__Exercise__.
The data below is to be returned in full and exactly.

__Provided data__.

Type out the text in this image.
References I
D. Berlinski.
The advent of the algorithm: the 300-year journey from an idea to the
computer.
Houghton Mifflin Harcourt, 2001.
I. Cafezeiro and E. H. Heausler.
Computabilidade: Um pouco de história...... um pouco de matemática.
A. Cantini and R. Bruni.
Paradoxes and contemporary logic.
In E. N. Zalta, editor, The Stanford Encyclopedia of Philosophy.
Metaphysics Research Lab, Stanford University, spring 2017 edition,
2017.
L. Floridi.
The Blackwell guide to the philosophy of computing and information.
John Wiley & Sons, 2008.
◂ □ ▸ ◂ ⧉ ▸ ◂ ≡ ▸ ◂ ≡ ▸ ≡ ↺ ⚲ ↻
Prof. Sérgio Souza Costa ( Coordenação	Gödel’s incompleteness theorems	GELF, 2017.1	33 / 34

__Task solution__.
Type out the text in this image.
References I
D. Berlinski.
The advent of the algorithm: the 300-year journey from an idea to the
computer.
Houghton Mifflin Harcourt, 2001.
I. Cafezeiro and E. H. Heausler.
Computabilidade: Um pouco de história...... um pouco de matemática.
A. Cantini and R. Bruni.
Paradoxes and contemporary logic.
In E. N. Zalta, editor, The Stanford Encyclopedia of Philosophy.
Metaphysics Research Lab, Stanford University, spring 2017 edition,
2017.
L. Floridi.
The Blackwell guide to the philosophy of computing and information.
John Wiley & Sons, 2008.
◂ □ ▸ ◂ ⧉ ▸ ◂ ≡ ▸ ◂ ≡ ▸ ≡ ↺ ⚲ ↻
Prof. Sérgio Souza Costa ( Coordenação	Gödel’s incompleteness theorems	GELF, 2017.1	33 / 34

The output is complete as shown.